● **Required work**
Reproduce the records below in full and without edits, omitting images.

══ Input material

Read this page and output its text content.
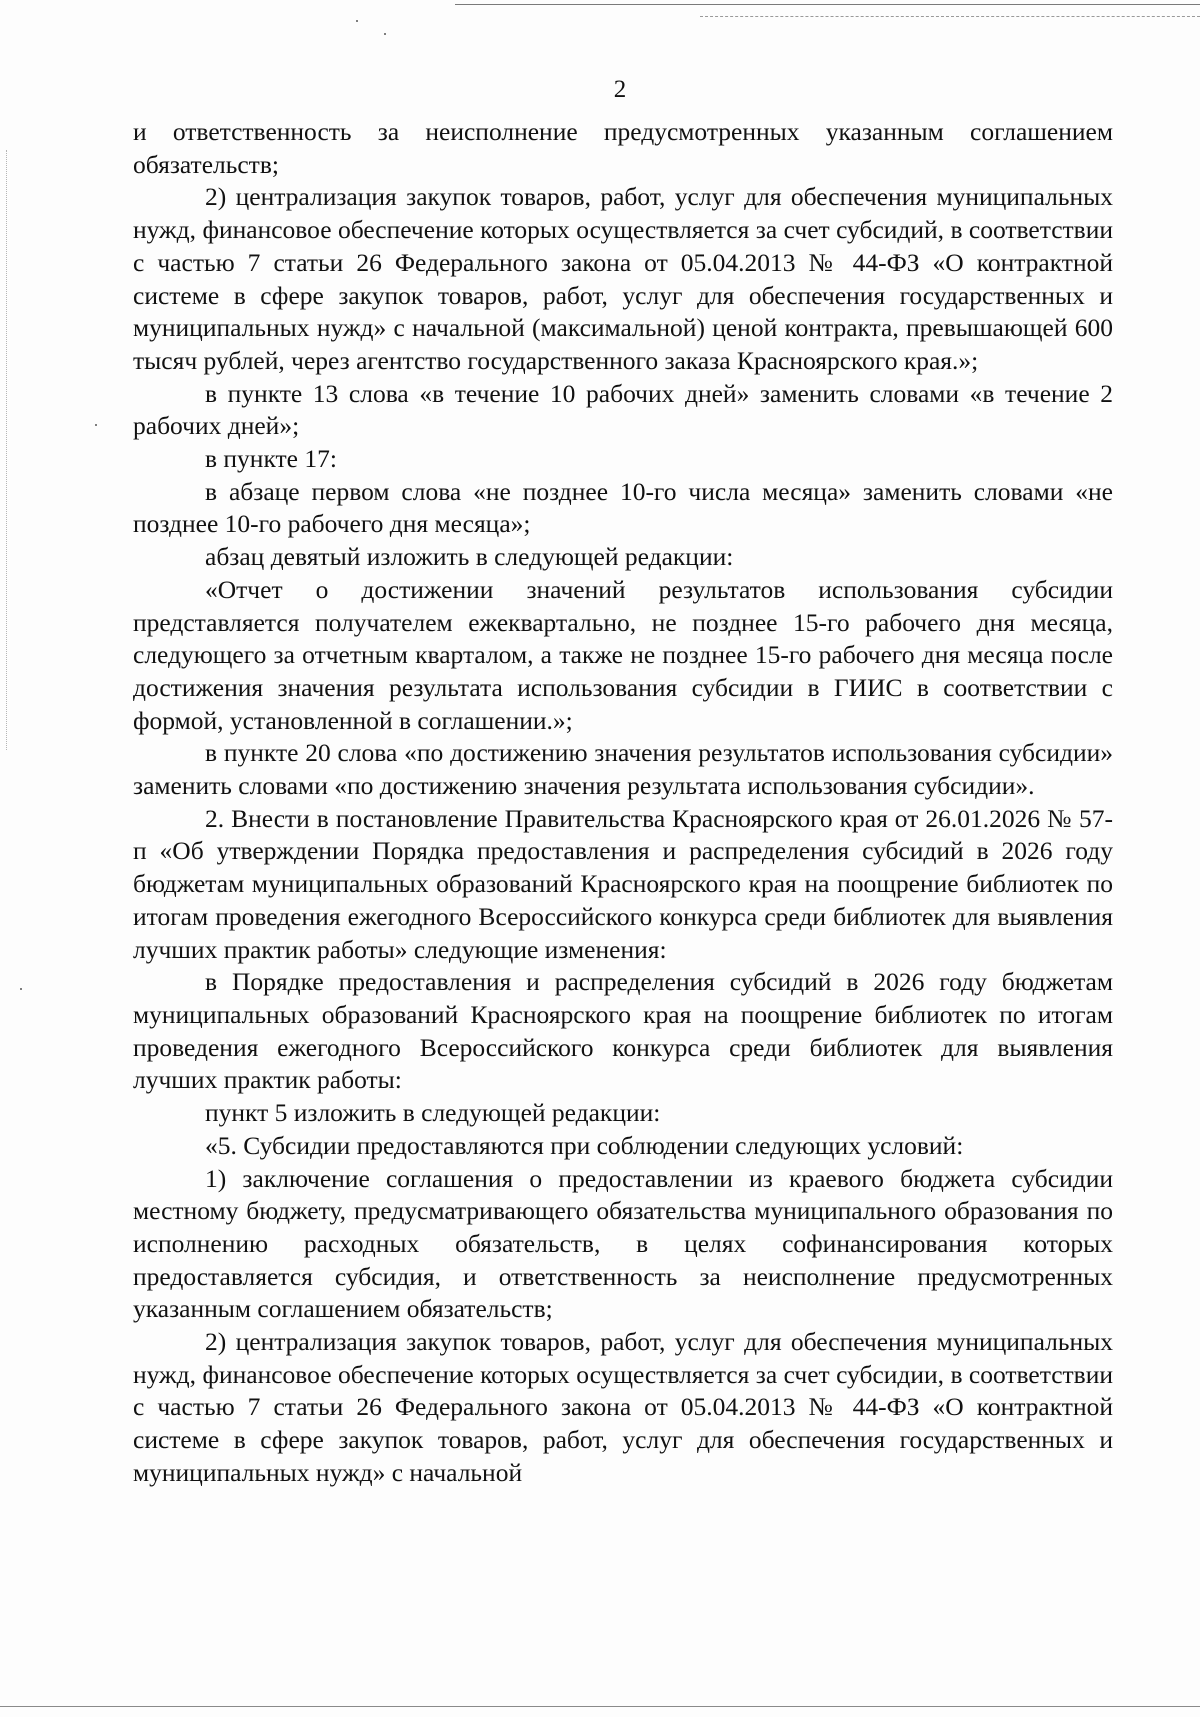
2

и ответственность за неисполнение предусмотренных указанным соглашением обязательств;

2) централизация закупок товаров, работ, услуг для обеспечения муниципальных нужд, финансовое обеспечение которых осуществляется за счет субсидий, в соответствии с частью 7 статьи 26 Федерального закона от 05.04.2013 № 44-ФЗ «О контрактной системе в сфере закупок товаров, работ, услуг для обеспечения государственных и муниципальных нужд» с начальной (максимальной) ценой контракта, превышающей 600 тысяч рублей, через агентство государственного заказа Красноярского края.»;

в пункте 13 слова «в течение 10 рабочих дней» заменить словами «в течение 2 рабочих дней»;

в пункте 17:

в абзаце первом слова «не позднее 10-го числа месяца» заменить словами «не позднее 10-го рабочего дня месяца»;

абзац девятый изложить в следующей редакции:

«Отчет о достижении значений результатов использования субсидии представляется получателем ежеквартально, не позднее 15-го рабочего дня месяца, следующего за отчетным кварталом, а также не позднее 15-го рабочего дня месяца после достижения значения результата использования субсидии в ГИИС в соответствии с формой, установленной в соглашении.»;

в пункте 20 слова «по достижению значения результатов использования субсидии» заменить словами «по достижению значения результата использования субсидии».

2. Внести в постановление Правительства Красноярского края от 26.01.2026 № 57-п «Об утверждении Порядка предоставления и распределения субсидий в 2026 году бюджетам муниципальных образований Красноярского края на поощрение библиотек по итогам проведения ежегодного Всероссийского конкурса среди библиотек для выявления лучших практик работы» следующие изменения:

в Порядке предоставления и распределения субсидий в 2026 году бюджетам муниципальных образований Красноярского края на поощрение библиотек по итогам проведения ежегодного Всероссийского конкурса среди библиотек для выявления лучших практик работы:

пункт 5 изложить в следующей редакции:

«5. Субсидии предоставляются при соблюдении следующих условий:

1) заключение соглашения о предоставлении из краевого бюджета субсидии местному бюджету, предусматривающего обязательства муниципального образования по исполнению расходных обязательств, в целях софинансирования которых предоставляется субсидия, и ответственность за неисполнение предусмотренных указанным соглашением обязательств;

2) централизация закупок товаров, работ, услуг для обеспечения муниципальных нужд, финансовое обеспечение которых осуществляется за счет субсидии, в соответствии с частью 7 статьи 26 Федерального закона от 05.04.2013 № 44-ФЗ «О контрактной системе в сфере закупок товаров, работ, услуг для обеспечения государственных и муниципальных нужд» с начальной
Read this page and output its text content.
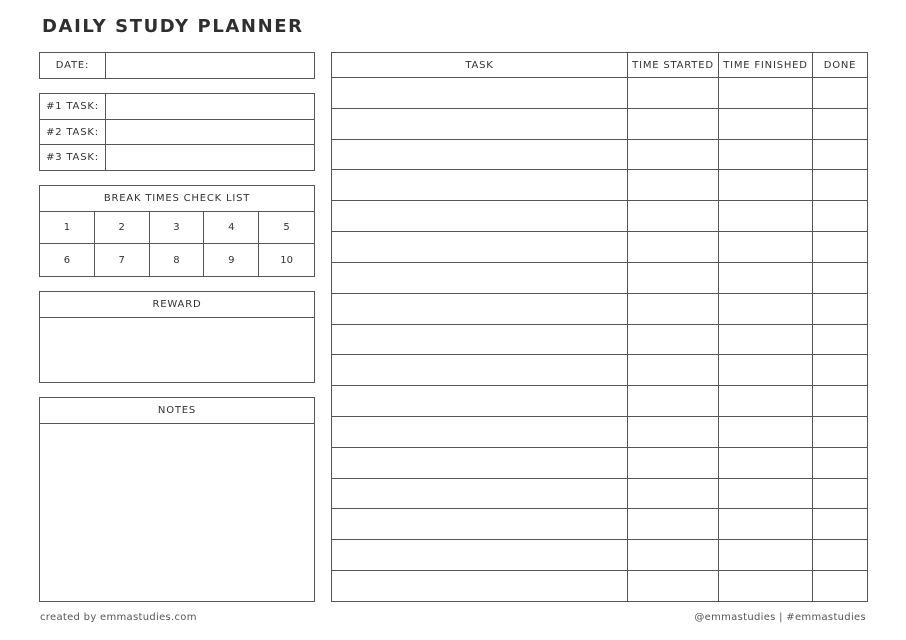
DAILY STUDY PLANNER
DATE:
#1 TASK:
#2 TASK:
#3 TASK:
BREAK TIMES CHECK LIST
1	2	3	4	5
6	7	8	9	10
REWARD
NOTES
TASK	TIME STARTED	TIME FINISHED	DONE

created by emmastudies.com	@emmastudies | #emmastudies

════

● **Full solution**
Read this page and output its text content.
2

и ответственность за неисполнение предусмотренных указанным соглашением обязательств;

2) централизация закупок товаров, работ, услуг для обеспечения муниципальных нужд, финансовое обеспечение которых осуществляется за счет субсидий, в соответствии с частью 7 статьи 26 Федерального закона от 05.04.2013 № 44-ФЗ «О контрактной системе в сфере закупок товаров, работ, услуг для обеспечения государственных и муниципальных нужд» с начальной (максимальной) ценой контракта, превышающей 600 тысяч рублей, через агентство государственного заказа Красноярского края.»;

в пункте 13 слова «в течение 10 рабочих дней» заменить словами «в течение 2 рабочих дней»;

в пункте 17:

в абзаце первом слова «не позднее 10-го числа месяца» заменить словами «не позднее 10-го рабочего дня месяца»;

абзац девятый изложить в следующей редакции:

«Отчет о достижении значений результатов использования субсидии представляется получателем ежеквартально, не позднее 15-го рабочего дня месяца, следующего за отчетным кварталом, а также не позднее 15-го рабочего дня месяца после достижения значения результата использования субсидии в ГИИС в соответствии с формой, установленной в соглашении.»;

в пункте 20 слова «по достижению значения результатов использования субсидии» заменить словами «по достижению значения результата использования субсидии».

2. Внести в постановление Правительства Красноярского края от 26.01.2026 № 57-п «Об утверждении Порядка предоставления и распределения субсидий в 2026 году бюджетам муниципальных образований Красноярского края на поощрение библиотек по итогам проведения ежегодного Всероссийского конкурса среди библиотек для выявления лучших практик работы» следующие изменения:

в Порядке предоставления и распределения субсидий в 2026 году бюджетам муниципальных образований Красноярского края на поощрение библиотек по итогам проведения ежегодного Всероссийского конкурса среди библиотек для выявления лучших практик работы:

пункт 5 изложить в следующей редакции:

«5. Субсидии предоставляются при соблюдении следующих условий:

1) заключение соглашения о предоставлении из краевого бюджета субсидии местному бюджету, предусматривающего обязательства муниципального образования по исполнению расходных обязательств, в целях софинансирования которых предоставляется субсидия, и ответственность за неисполнение предусмотренных указанным соглашением обязательств;

2) централизация закупок товаров, работ, услуг для обеспечения муниципальных нужд, финансовое обеспечение которых осуществляется за счет субсидии, в соответствии с частью 7 статьи 26 Федерального закона от 05.04.2013 № 44-ФЗ «О контрактной системе в сфере закупок товаров, работ, услуг для обеспечения государственных и муниципальных нужд» с начальной
Read this page and output its text content.
DAILY STUDY PLANNER
DATE:
#1 TASK:
#2 TASK:
#3 TASK:
BREAK TIMES CHECK LIST
1	2	3	4	5
6	7	8	9	10
REWARD
NOTES
TASK	TIME STARTED	TIME FINISHED	DONE

created by emmastudies.com	@emmastudies | #emmastudies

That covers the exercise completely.